◆ **What to produce**
Print the entries that appear below, exactly as written and without their pictures.
---------- The data
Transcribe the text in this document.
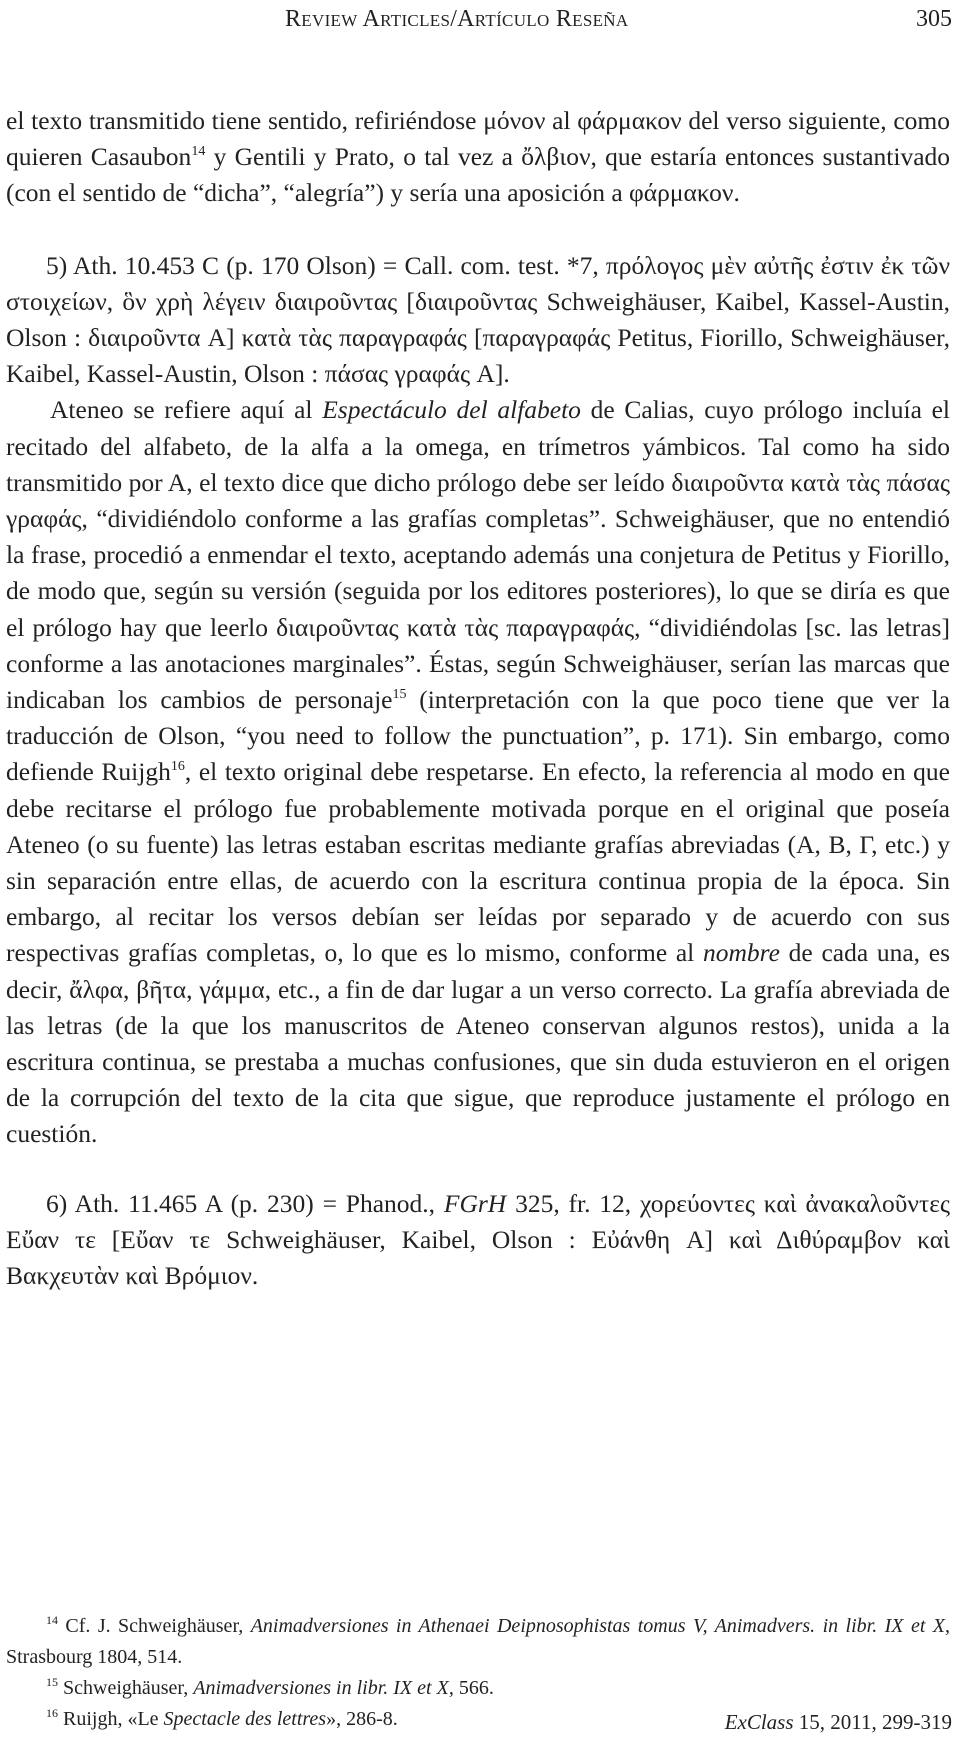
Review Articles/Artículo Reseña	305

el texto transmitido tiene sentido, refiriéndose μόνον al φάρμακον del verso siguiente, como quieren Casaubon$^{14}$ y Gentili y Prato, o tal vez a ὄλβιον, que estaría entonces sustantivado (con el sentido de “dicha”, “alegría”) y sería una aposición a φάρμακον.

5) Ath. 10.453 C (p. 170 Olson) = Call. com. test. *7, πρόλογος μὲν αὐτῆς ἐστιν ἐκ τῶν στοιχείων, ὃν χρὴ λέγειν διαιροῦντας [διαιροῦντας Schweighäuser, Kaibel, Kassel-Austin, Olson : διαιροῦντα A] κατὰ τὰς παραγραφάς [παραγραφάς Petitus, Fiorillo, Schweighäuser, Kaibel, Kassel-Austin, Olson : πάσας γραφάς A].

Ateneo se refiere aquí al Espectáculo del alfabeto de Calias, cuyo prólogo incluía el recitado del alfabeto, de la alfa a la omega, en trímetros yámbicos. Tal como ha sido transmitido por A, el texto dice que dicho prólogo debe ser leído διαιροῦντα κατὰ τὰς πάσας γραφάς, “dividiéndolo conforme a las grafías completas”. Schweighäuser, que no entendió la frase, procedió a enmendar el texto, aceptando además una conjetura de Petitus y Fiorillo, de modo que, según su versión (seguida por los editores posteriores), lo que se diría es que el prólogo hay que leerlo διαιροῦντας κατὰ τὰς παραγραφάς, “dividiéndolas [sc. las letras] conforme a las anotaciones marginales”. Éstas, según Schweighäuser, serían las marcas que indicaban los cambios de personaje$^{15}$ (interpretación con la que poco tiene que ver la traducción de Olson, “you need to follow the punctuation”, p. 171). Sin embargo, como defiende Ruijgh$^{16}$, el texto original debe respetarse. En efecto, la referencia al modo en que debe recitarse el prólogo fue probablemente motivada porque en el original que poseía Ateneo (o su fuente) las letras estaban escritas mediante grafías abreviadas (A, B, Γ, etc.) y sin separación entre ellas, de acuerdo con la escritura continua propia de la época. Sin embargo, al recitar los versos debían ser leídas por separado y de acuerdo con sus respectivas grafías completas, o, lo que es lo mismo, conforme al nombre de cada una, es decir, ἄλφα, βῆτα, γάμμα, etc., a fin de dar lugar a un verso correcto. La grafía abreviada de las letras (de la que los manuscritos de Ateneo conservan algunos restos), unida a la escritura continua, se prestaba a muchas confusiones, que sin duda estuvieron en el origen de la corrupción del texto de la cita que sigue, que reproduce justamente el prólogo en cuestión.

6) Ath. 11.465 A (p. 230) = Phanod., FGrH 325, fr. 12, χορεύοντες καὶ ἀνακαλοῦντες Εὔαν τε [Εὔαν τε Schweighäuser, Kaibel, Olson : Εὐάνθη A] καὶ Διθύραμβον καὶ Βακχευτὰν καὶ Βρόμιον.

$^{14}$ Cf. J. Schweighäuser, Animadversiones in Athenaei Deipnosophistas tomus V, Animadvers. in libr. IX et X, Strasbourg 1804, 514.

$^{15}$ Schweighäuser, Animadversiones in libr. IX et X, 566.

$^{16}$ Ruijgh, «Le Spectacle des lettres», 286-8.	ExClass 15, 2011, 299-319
--------------------
◆ **Output**
Transcribe the text in this document.
Review Articles/Artículo Reseña	305

el texto transmitido tiene sentido, refiriéndose μόνον al φάρμακον del verso siguiente, como quieren Casaubon$^{14}$ y Gentili y Prato, o tal vez a ὄλβιον, que estaría entonces sustantivado (con el sentido de “dicha”, “alegría”) y sería una aposición a φάρμακον.

5) Ath. 10.453 C (p. 170 Olson) = Call. com. test. *7, πρόλογος μὲν αὐτῆς ἐστιν ἐκ τῶν στοιχείων, ὃν χρὴ λέγειν διαιροῦντας [διαιροῦντας Schweighäuser, Kaibel, Kassel-Austin, Olson : διαιροῦντα A] κατὰ τὰς παραγραφάς [παραγραφάς Petitus, Fiorillo, Schweighäuser, Kaibel, Kassel-Austin, Olson : πάσας γραφάς A].

Ateneo se refiere aquí al Espectáculo del alfabeto de Calias, cuyo prólogo incluía el recitado del alfabeto, de la alfa a la omega, en trímetros yámbicos. Tal como ha sido transmitido por A, el texto dice que dicho prólogo debe ser leído διαιροῦντα κατὰ τὰς πάσας γραφάς, “dividiéndolo conforme a las grafías completas”. Schweighäuser, que no entendió la frase, procedió a enmendar el texto, aceptando además una conjetura de Petitus y Fiorillo, de modo que, según su versión (seguida por los editores posteriores), lo que se diría es que el prólogo hay que leerlo διαιροῦντας κατὰ τὰς παραγραφάς, “dividiéndolas [sc. las letras] conforme a las anotaciones marginales”. Éstas, según Schweighäuser, serían las marcas que indicaban los cambios de personaje$^{15}$ (interpretación con la que poco tiene que ver la traducción de Olson, “you need to follow the punctuation”, p. 171). Sin embargo, como defiende Ruijgh$^{16}$, el texto original debe respetarse. En efecto, la referencia al modo en que debe recitarse el prólogo fue probablemente motivada porque en el original que poseía Ateneo (o su fuente) las letras estaban escritas mediante grafías abreviadas (A, B, Γ, etc.) y sin separación entre ellas, de acuerdo con la escritura continua propia de la época. Sin embargo, al recitar los versos debían ser leídas por separado y de acuerdo con sus respectivas grafías completas, o, lo que es lo mismo, conforme al nombre de cada una, es decir, ἄλφα, βῆτα, γάμμα, etc., a fin de dar lugar a un verso correcto. La grafía abreviada de las letras (de la que los manuscritos de Ateneo conservan algunos restos), unida a la escritura continua, se prestaba a muchas confusiones, que sin duda estuvieron en el origen de la corrupción del texto de la cita que sigue, que reproduce justamente el prólogo en cuestión.

6) Ath. 11.465 A (p. 230) = Phanod., FGrH 325, fr. 12, χορεύοντες καὶ ἀνακαλοῦντες Εὔαν τε [Εὔαν τε Schweighäuser, Kaibel, Olson : Εὐάνθη A] καὶ Διθύραμβον καὶ Βακχευτὰν καὶ Βρόμιον.

$^{14}$ Cf. J. Schweighäuser, Animadversiones in Athenaei Deipnosophistas tomus V, Animadvers. in libr. IX et X, Strasbourg 1804, 514.

$^{15}$ Schweighäuser, Animadversiones in libr. IX et X, 566.

$^{16}$ Ruijgh, «Le Spectacle des lettres», 286-8.	ExClass 15, 2011, 299-319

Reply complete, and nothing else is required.